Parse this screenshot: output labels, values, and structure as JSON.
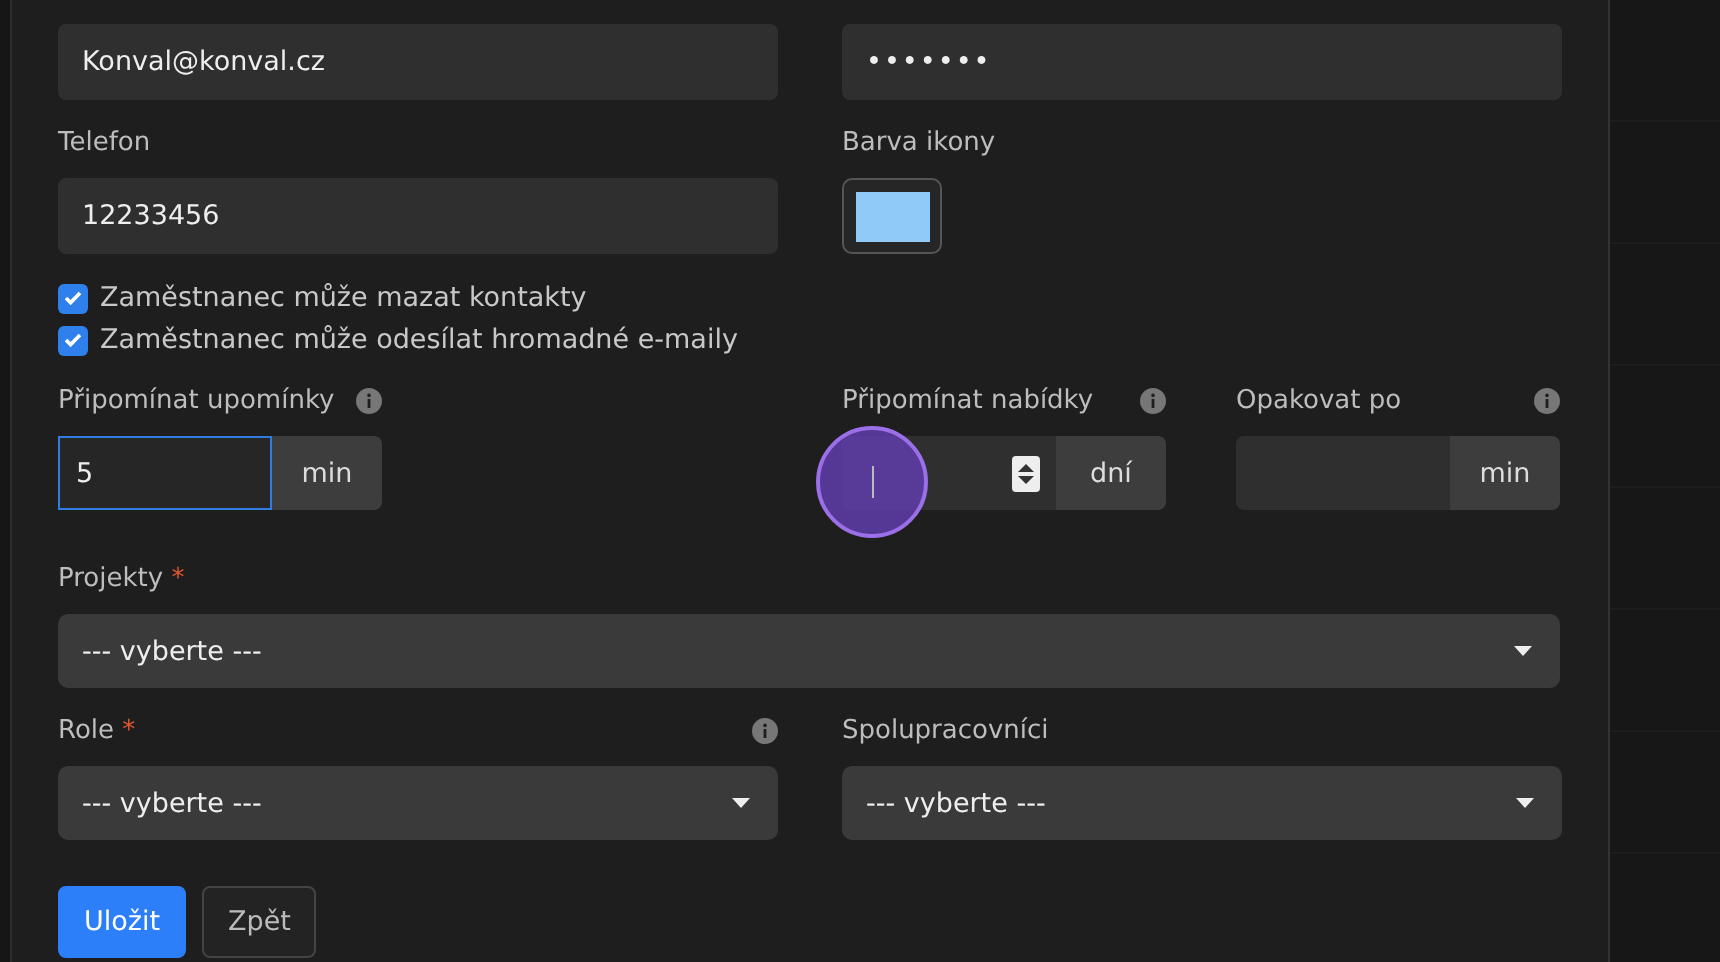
{
  "email": {
    "value": "Konval@konval.cz"
  },
  "password": {
    "value": "•••••••"
  },
  "phone": {
    "label": "Telefon",
    "value": "12233456"
  },
  "icon_color": {
    "label": "Barva ikony",
    "color": "#90caf9"
  },
  "checkboxes": [
    {
      "label": "Zaměstnanec může mazat kontakty",
      "checked": true
    },
    {
      "label": "Zaměstnanec může odesílat hromadné e-maily",
      "checked": true
    }
  ],
  "reminders": [
    {
      "label": "Připomínat upomínky",
      "value": "5",
      "unit": "min",
      "focused": true,
      "spinner": false
    },
    {
      "label": "Připomínat nabídky",
      "unit": "dní",
      "focused": false,
      "spinner": true
    },
    {
      "label": "Opakovat po",
      "unit": "min",
      "focused": false,
      "spinner": false
    }
  ],
  "projects": {
    "label": "Projekty",
    "required_mark": "*",
    "info": false,
    "value": "--- vyberte ---"
  },
  "selects": [
    {
      "label": "Role",
      "required_mark": "*",
      "info": true,
      "value": "--- vyberte ---"
    },
    {
      "label": "Spolupracovníci",
      "info": false,
      "value": "--- vyberte ---"
    }
  ],
  "buttons": [
    {
      "label": "Uložit",
      "kind": "primary"
    },
    {
      "label": "Zpět",
      "kind": "secondary"
    }
  ]
}
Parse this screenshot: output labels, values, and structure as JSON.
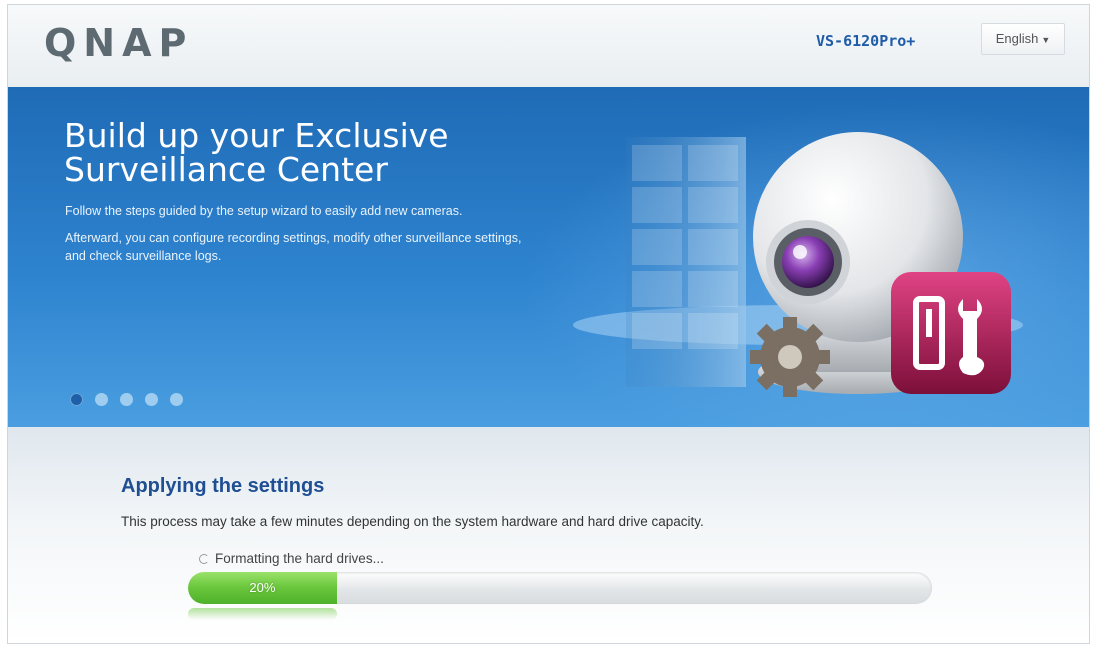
{
  "header": {
    "logo": "QNAP",
    "model": "VS-6120Pro+",
    "language": "English"
  },
  "banner": {
    "title_line1": "Build up your Exclusive",
    "title_line2": "Surveillance Center",
    "description1": "Follow the steps guided by the setup wizard to easily add new cameras.",
    "description2": "Afterward, you can configure recording settings, modify other surveillance settings, and check surveillance logs.",
    "slides": 5,
    "active_slide": 1
  },
  "apply": {
    "title": "Applying the settings",
    "description": "This process may take a few minutes depending on the system hardware and hard drive capacity.",
    "status_text": "Formatting the hard drives...",
    "progress_percent": 20,
    "progress_label": "20%"
  },
  "colors": {
    "brand_blue": "#1f5ca8",
    "banner_blue": "#2e83cf",
    "progress_green": "#6cc83d",
    "tool_icon_magenta": "#b0174f"
  },
  "icons": [
    "spinner-icon",
    "webcam-icon",
    "gear-icon",
    "settings-tool-icon",
    "chevron-down-icon"
  ]
}
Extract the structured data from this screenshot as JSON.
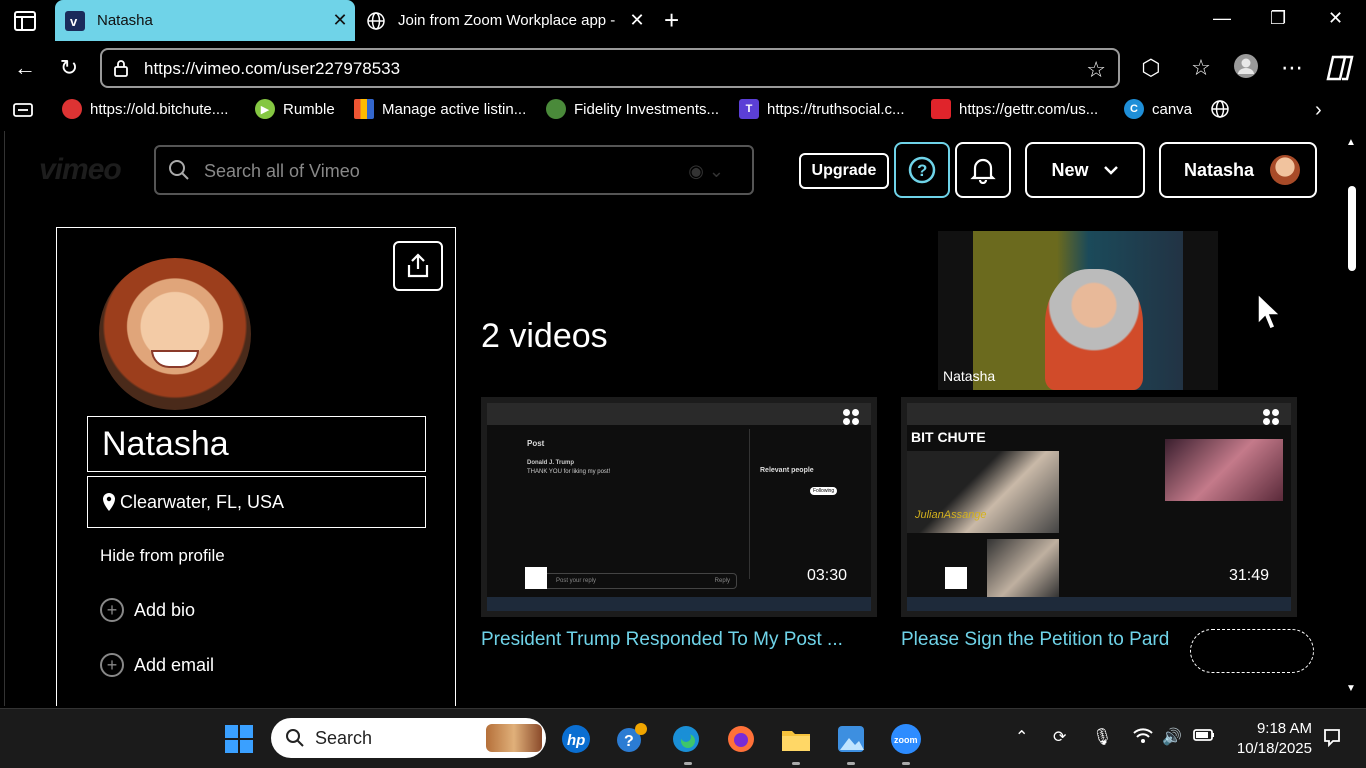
{
  "browser": {
    "tabs": [
      {
        "title": "Natasha",
        "active": true,
        "close": "✕"
      },
      {
        "title": "Join from Zoom Workplace app -",
        "active": false,
        "close": "✕"
      }
    ],
    "new_tab": "+",
    "url": "https://vimeo.com/user227978533"
  },
  "bookmarks": [
    {
      "label": "https://old.bitchute....",
      "color": "#d33"
    },
    {
      "label": "Rumble",
      "color": "#85c742"
    },
    {
      "label": "Manage active listin...",
      "color": "#f4b400"
    },
    {
      "label": "Fidelity Investments...",
      "color": "#4a8a3a"
    },
    {
      "label": "https://truthsocial.c...",
      "color": "#5b3fd6"
    },
    {
      "label": "https://gettr.com/us...",
      "color": "#e0242b"
    },
    {
      "label": "canva",
      "color": "#1f8fd8"
    }
  ],
  "vimeo": {
    "logo": "vimeo",
    "search_placeholder": "Search all of Vimeo",
    "upgrade": "Upgrade",
    "new": "New",
    "user": "Natasha"
  },
  "profile": {
    "name": "Natasha",
    "location": "Clearwater, FL, USA",
    "hide": "Hide from profile",
    "add_bio": "Add bio",
    "add_email": "Add email"
  },
  "videos": {
    "count_label": "2 videos",
    "items": [
      {
        "title": "President Trump Responded To My Post ...",
        "duration": "03:30"
      },
      {
        "title": "Please Sign the Petition to Pard",
        "duration": "31:49"
      }
    ]
  },
  "zoom": {
    "participant": "Natasha"
  },
  "taskbar": {
    "search": "Search",
    "time": "9:18 AM",
    "date": "10/18/2025"
  },
  "thumb1": {
    "post": "Post",
    "author": "Donald J. Trump",
    "text": "THANK YOU for liking my post!",
    "relevant": "Relevant people",
    "following": "Following",
    "reply_ph": "Post your reply",
    "reply": "Reply"
  },
  "thumb2": {
    "brand": "BIT CHUTE",
    "watermark": "JulianAssange"
  }
}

********************

#### [Exercise requirements]
Take the listing above and print it exactly, apart from the pictures.

#### [Finished answer]
Parse this screenshot: output labels, values, and structure as JSON.
{
  "email": {
    "value": "Konval@konval.cz"
  },
  "password": {
    "value": "•••••••"
  },
  "phone": {
    "label": "Telefon",
    "value": "12233456"
  },
  "icon_color": {
    "label": "Barva ikony",
    "color": "#90caf9"
  },
  "checkboxes": [
    {
      "label": "Zaměstnanec může mazat kontakty",
      "checked": true
    },
    {
      "label": "Zaměstnanec může odesílat hromadné e-maily",
      "checked": true
    }
  ],
  "reminders": [
    {
      "label": "Připomínat upomínky",
      "value": "5",
      "unit": "min",
      "focused": true,
      "spinner": false
    },
    {
      "label": "Připomínat nabídky",
      "unit": "dní",
      "focused": false,
      "spinner": true
    },
    {
      "label": "Opakovat po",
      "unit": "min",
      "focused": false,
      "spinner": false
    }
  ],
  "projects": {
    "label": "Projekty",
    "required_mark": "*",
    "info": false,
    "value": "--- vyberte ---"
  },
  "selects": [
    {
      "label": "Role",
      "required_mark": "*",
      "info": true,
      "value": "--- vyberte ---"
    },
    {
      "label": "Spolupracovníci",
      "info": false,
      "value": "--- vyberte ---"
    }
  ],
  "buttons": [
    {
      "label": "Uložit",
      "kind": "primary"
    },
    {
      "label": "Zpět",
      "kind": "secondary"
    }
  ]
}
Parse this screenshot: output labels, values, and structure as JSON.
{
  "header": {
    "logo": "QNAP",
    "model": "VS-6120Pro+",
    "language": "English"
  },
  "banner": {
    "title_line1": "Build up your Exclusive",
    "title_line2": "Surveillance Center",
    "description1": "Follow the steps guided by the setup wizard to easily add new cameras.",
    "description2": "Afterward, you can configure recording settings, modify other surveillance settings, and check surveillance logs.",
    "slides": 5,
    "active_slide": 1
  },
  "apply": {
    "title": "Applying the settings",
    "description": "This process may take a few minutes depending on the system hardware and hard drive capacity.",
    "status_text": "Formatting the hard drives...",
    "progress_percent": 20,
    "progress_label": "20%"
  },
  "colors": {
    "brand_blue": "#1f5ca8",
    "banner_blue": "#2e83cf",
    "progress_green": "#6cc83d",
    "tool_icon_magenta": "#b0174f"
  },
  "icons": [
    "spinner-icon",
    "webcam-icon",
    "gear-icon",
    "settings-tool-icon",
    "chevron-down-icon"
  ]
}
Extract the structured data from this screenshot as JSON.
{
  "browser": {
    "tabs": [
      {
        "title": "Natasha",
        "active": true,
        "close": "✕"
      },
      {
        "title": "Join from Zoom Workplace app -",
        "active": false,
        "close": "✕"
      }
    ],
    "new_tab": "+",
    "url": "https://vimeo.com/user227978533"
  },
  "bookmarks": [
    {
      "label": "https://old.bitchute....",
      "color": "#d33"
    },
    {
      "label": "Rumble",
      "color": "#85c742"
    },
    {
      "label": "Manage active listin...",
      "color": "#f4b400"
    },
    {
      "label": "Fidelity Investments...",
      "color": "#4a8a3a"
    },
    {
      "label": "https://truthsocial.c...",
      "color": "#5b3fd6"
    },
    {
      "label": "https://gettr.com/us...",
      "color": "#e0242b"
    },
    {
      "label": "canva",
      "color": "#1f8fd8"
    }
  ],
  "vimeo": {
    "logo": "vimeo",
    "search_placeholder": "Search all of Vimeo",
    "upgrade": "Upgrade",
    "new": "New",
    "user": "Natasha"
  },
  "profile": {
    "name": "Natasha",
    "location": "Clearwater, FL, USA",
    "hide": "Hide from profile",
    "add_bio": "Add bio",
    "add_email": "Add email"
  },
  "videos": {
    "count_label": "2 videos",
    "items": [
      {
        "title": "President Trump Responded To My Post ...",
        "duration": "03:30"
      },
      {
        "title": "Please Sign the Petition to Pard",
        "duration": "31:49"
      }
    ]
  },
  "zoom": {
    "participant": "Natasha"
  },
  "taskbar": {
    "search": "Search",
    "time": "9:18 AM",
    "date": "10/18/2025"
  },
  "thumb1": {
    "post": "Post",
    "author": "Donald J. Trump",
    "text": "THANK YOU for liking my post!",
    "relevant": "Relevant people",
    "following": "Following",
    "reply_ph": "Post your reply",
    "reply": "Reply"
  },
  "thumb2": {
    "brand": "BIT CHUTE",
    "watermark": "JulianAssange"
  }
}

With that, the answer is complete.